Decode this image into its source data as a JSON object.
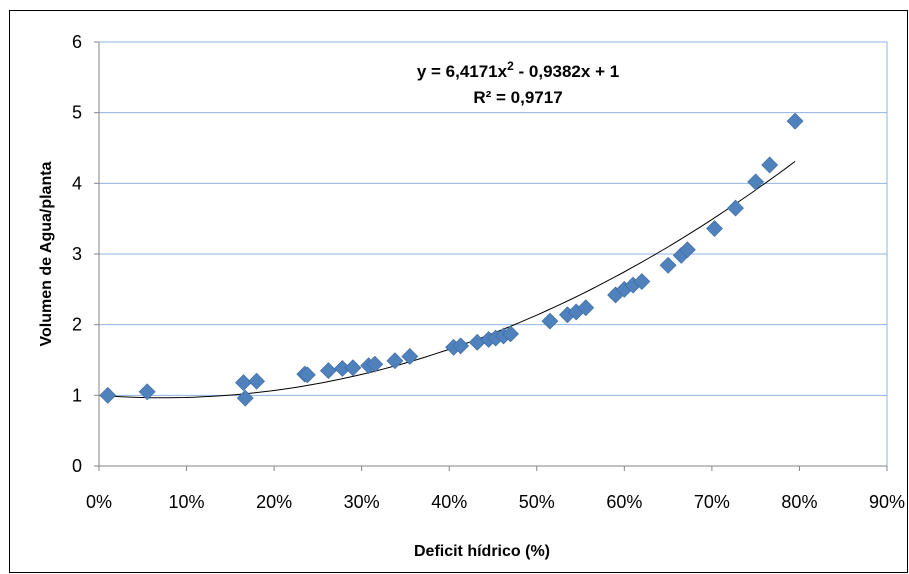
{
  "chart_data": {
    "type": "scatter",
    "xlabel": "Deficit hídrico (%)",
    "ylabel": "Volumen de Agua/planta",
    "xlim": [
      0,
      0.9
    ],
    "ylim": [
      0,
      6
    ],
    "x_ticks": [
      "0%",
      "10%",
      "20%",
      "30%",
      "40%",
      "50%",
      "60%",
      "70%",
      "80%",
      "90%"
    ],
    "y_ticks": [
      "0",
      "1",
      "2",
      "3",
      "4",
      "5",
      "6"
    ],
    "grid": "horizontal",
    "marker_color": "#4F81BD",
    "trendline": {
      "type": "polynomial",
      "coefficients": [
        6.4171,
        -0.9382,
        1
      ],
      "x_range": [
        0.01,
        0.795
      ],
      "equation_prefix": "y = 6,4171x",
      "equation_sup": "2",
      "equation_suffix": " - 0,9382x + 1",
      "r_squared": "R² = 0,9717"
    },
    "points": [
      {
        "x": 0.01,
        "y": 1.0
      },
      {
        "x": 0.055,
        "y": 1.05
      },
      {
        "x": 0.165,
        "y": 1.18
      },
      {
        "x": 0.167,
        "y": 0.96
      },
      {
        "x": 0.18,
        "y": 1.2
      },
      {
        "x": 0.235,
        "y": 1.3
      },
      {
        "x": 0.238,
        "y": 1.29
      },
      {
        "x": 0.262,
        "y": 1.35
      },
      {
        "x": 0.278,
        "y": 1.38
      },
      {
        "x": 0.29,
        "y": 1.39
      },
      {
        "x": 0.308,
        "y": 1.42
      },
      {
        "x": 0.315,
        "y": 1.44
      },
      {
        "x": 0.338,
        "y": 1.49
      },
      {
        "x": 0.355,
        "y": 1.55
      },
      {
        "x": 0.405,
        "y": 1.68
      },
      {
        "x": 0.413,
        "y": 1.7
      },
      {
        "x": 0.432,
        "y": 1.75
      },
      {
        "x": 0.445,
        "y": 1.79
      },
      {
        "x": 0.453,
        "y": 1.81
      },
      {
        "x": 0.462,
        "y": 1.84
      },
      {
        "x": 0.47,
        "y": 1.87
      },
      {
        "x": 0.515,
        "y": 2.05
      },
      {
        "x": 0.535,
        "y": 2.14
      },
      {
        "x": 0.545,
        "y": 2.18
      },
      {
        "x": 0.556,
        "y": 2.24
      },
      {
        "x": 0.59,
        "y": 2.42
      },
      {
        "x": 0.6,
        "y": 2.5
      },
      {
        "x": 0.61,
        "y": 2.56
      },
      {
        "x": 0.62,
        "y": 2.61
      },
      {
        "x": 0.65,
        "y": 2.84
      },
      {
        "x": 0.665,
        "y": 2.98
      },
      {
        "x": 0.672,
        "y": 3.06
      },
      {
        "x": 0.703,
        "y": 3.36
      },
      {
        "x": 0.727,
        "y": 3.65
      },
      {
        "x": 0.75,
        "y": 4.02
      },
      {
        "x": 0.766,
        "y": 4.26
      },
      {
        "x": 0.795,
        "y": 4.88
      }
    ]
  }
}
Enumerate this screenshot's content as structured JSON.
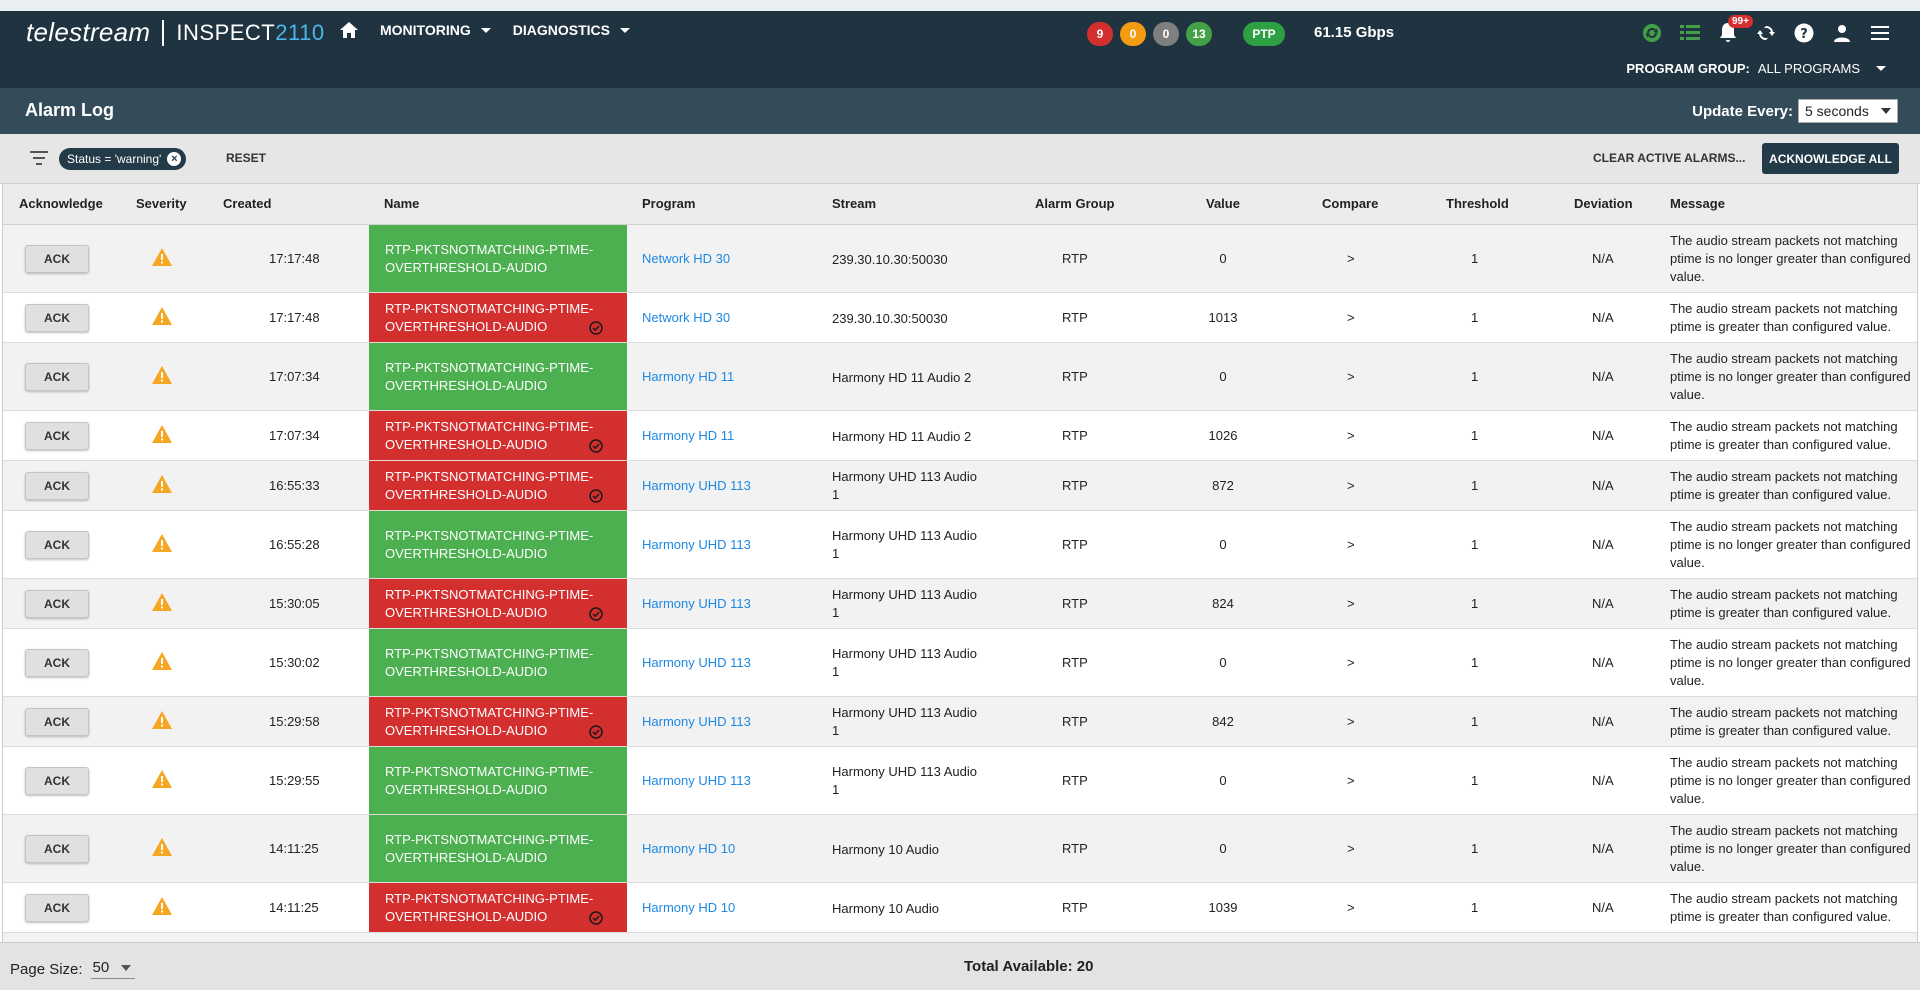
{
  "app": {
    "brand": "telestream",
    "product": "INSPECT",
    "product_num": "2110",
    "nav": [
      {
        "label": "MONITORING"
      },
      {
        "label": "DIAGNOSTICS"
      }
    ],
    "status_counts": [
      {
        "value": "9",
        "color": "#d32f2f"
      },
      {
        "value": "0",
        "color": "#f39c12"
      },
      {
        "value": "0",
        "color": "#7f7f7f"
      },
      {
        "value": "13",
        "color": "#43a047"
      }
    ],
    "ptp_label": "PTP",
    "throughput": "61.15 Gbps",
    "notifications_count": "99+",
    "program_group_label": "PROGRAM GROUP:",
    "program_group_value": "ALL PROGRAMS"
  },
  "page": {
    "title": "Alarm Log",
    "update_label": "Update Every:",
    "update_value": "5 seconds"
  },
  "filters": {
    "chip_label": "Status = 'warning'",
    "reset_label": "RESET",
    "clear_label": "CLEAR ACTIVE ALARMS...",
    "ack_all_label": "ACKNOWLEDGE ALL"
  },
  "table": {
    "columns": [
      "Acknowledge",
      "Severity",
      "Created",
      "Name",
      "Program",
      "Stream",
      "Alarm Group",
      "Value",
      "Compare",
      "Threshold",
      "Deviation",
      "Message"
    ],
    "ack_label": "ACK",
    "rows": [
      {
        "created": "17:17:48",
        "name1": "RTP-PKTSNOTMATCHING-PTIME-",
        "name2": "OVERTHRESHOLD-AUDIO",
        "status": "green",
        "program": "Network HD 30",
        "stream1": "239.30.10.30:50030",
        "stream2": "",
        "group": "RTP",
        "value": "0",
        "compare": ">",
        "threshold": "1",
        "deviation": "N/A",
        "message": "The audio stream packets not matching ptime is no longer greater than configured value."
      },
      {
        "created": "17:17:48",
        "name1": "RTP-PKTSNOTMATCHING-PTIME-",
        "name2": "OVERTHRESHOLD-AUDIO",
        "status": "red",
        "program": "Network HD 30",
        "stream1": "239.30.10.30:50030",
        "stream2": "",
        "group": "RTP",
        "value": "1013",
        "compare": ">",
        "threshold": "1",
        "deviation": "N/A",
        "message": "The audio stream packets not matching ptime is greater than configured value."
      },
      {
        "created": "17:07:34",
        "name1": "RTP-PKTSNOTMATCHING-PTIME-",
        "name2": "OVERTHRESHOLD-AUDIO",
        "status": "green",
        "program": "Harmony HD 11",
        "stream1": "Harmony HD 11 Audio 2",
        "stream2": "",
        "group": "RTP",
        "value": "0",
        "compare": ">",
        "threshold": "1",
        "deviation": "N/A",
        "message": "The audio stream packets not matching ptime is no longer greater than configured value."
      },
      {
        "created": "17:07:34",
        "name1": "RTP-PKTSNOTMATCHING-PTIME-",
        "name2": "OVERTHRESHOLD-AUDIO",
        "status": "red",
        "program": "Harmony HD 11",
        "stream1": "Harmony HD 11 Audio 2",
        "stream2": "",
        "group": "RTP",
        "value": "1026",
        "compare": ">",
        "threshold": "1",
        "deviation": "N/A",
        "message": "The audio stream packets not matching ptime is greater than configured value."
      },
      {
        "created": "16:55:33",
        "name1": "RTP-PKTSNOTMATCHING-PTIME-",
        "name2": "OVERTHRESHOLD-AUDIO",
        "status": "red",
        "program": "Harmony UHD 113",
        "stream1": "Harmony UHD 113 Audio",
        "stream2": "1",
        "group": "RTP",
        "value": "872",
        "compare": ">",
        "threshold": "1",
        "deviation": "N/A",
        "message": "The audio stream packets not matching ptime is greater than configured value."
      },
      {
        "created": "16:55:28",
        "name1": "RTP-PKTSNOTMATCHING-PTIME-",
        "name2": "OVERTHRESHOLD-AUDIO",
        "status": "green",
        "program": "Harmony UHD 113",
        "stream1": "Harmony UHD 113 Audio",
        "stream2": "1",
        "group": "RTP",
        "value": "0",
        "compare": ">",
        "threshold": "1",
        "deviation": "N/A",
        "message": "The audio stream packets not matching ptime is no longer greater than configured value."
      },
      {
        "created": "15:30:05",
        "name1": "RTP-PKTSNOTMATCHING-PTIME-",
        "name2": "OVERTHRESHOLD-AUDIO",
        "status": "red",
        "program": "Harmony UHD 113",
        "stream1": "Harmony UHD 113 Audio",
        "stream2": "1",
        "group": "RTP",
        "value": "824",
        "compare": ">",
        "threshold": "1",
        "deviation": "N/A",
        "message": "The audio stream packets not matching ptime is greater than configured value."
      },
      {
        "created": "15:30:02",
        "name1": "RTP-PKTSNOTMATCHING-PTIME-",
        "name2": "OVERTHRESHOLD-AUDIO",
        "status": "green",
        "program": "Harmony UHD 113",
        "stream1": "Harmony UHD 113 Audio",
        "stream2": "1",
        "group": "RTP",
        "value": "0",
        "compare": ">",
        "threshold": "1",
        "deviation": "N/A",
        "message": "The audio stream packets not matching ptime is no longer greater than configured value."
      },
      {
        "created": "15:29:58",
        "name1": "RTP-PKTSNOTMATCHING-PTIME-",
        "name2": "OVERTHRESHOLD-AUDIO",
        "status": "red",
        "program": "Harmony UHD 113",
        "stream1": "Harmony UHD 113 Audio",
        "stream2": "1",
        "group": "RTP",
        "value": "842",
        "compare": ">",
        "threshold": "1",
        "deviation": "N/A",
        "message": "The audio stream packets not matching ptime is greater than configured value."
      },
      {
        "created": "15:29:55",
        "name1": "RTP-PKTSNOTMATCHING-PTIME-",
        "name2": "OVERTHRESHOLD-AUDIO",
        "status": "green",
        "program": "Harmony UHD 113",
        "stream1": "Harmony UHD 113 Audio",
        "stream2": "1",
        "group": "RTP",
        "value": "0",
        "compare": ">",
        "threshold": "1",
        "deviation": "N/A",
        "message": "The audio stream packets not matching ptime is no longer greater than configured value."
      },
      {
        "created": "14:11:25",
        "name1": "RTP-PKTSNOTMATCHING-PTIME-",
        "name2": "OVERTHRESHOLD-AUDIO",
        "status": "green",
        "program": "Harmony HD 10",
        "stream1": "Harmony 10 Audio",
        "stream2": "",
        "group": "RTP",
        "value": "0",
        "compare": ">",
        "threshold": "1",
        "deviation": "N/A",
        "message": "The audio stream packets not matching ptime is no longer greater than configured value."
      },
      {
        "created": "14:11:25",
        "name1": "RTP-PKTSNOTMATCHING-PTIME-",
        "name2": "OVERTHRESHOLD-AUDIO",
        "status": "red",
        "program": "Harmony HD 10",
        "stream1": "Harmony 10 Audio",
        "stream2": "",
        "group": "RTP",
        "value": "1039",
        "compare": ">",
        "threshold": "1",
        "deviation": "N/A",
        "message": "The audio stream packets not matching ptime is greater than configured value."
      }
    ]
  },
  "footer": {
    "page_size_label": "Page Size:",
    "page_size_value": "50",
    "total_label": "Total Available: 20"
  },
  "colors": {
    "nav_bg": "#1f3340",
    "title_bg": "#344b5a",
    "ok_green": "#4caf50",
    "alarm_red": "#d32f2f",
    "warning_orange": "#f5a623",
    "link_blue": "#1e88e5"
  }
}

#### [Problem to work on]
Return each line among the entries that holds the word "this".

#### [Response to the task]
Decode this image into its source data as a JSON object.
Enumerate this screenshot's content as structured JSON.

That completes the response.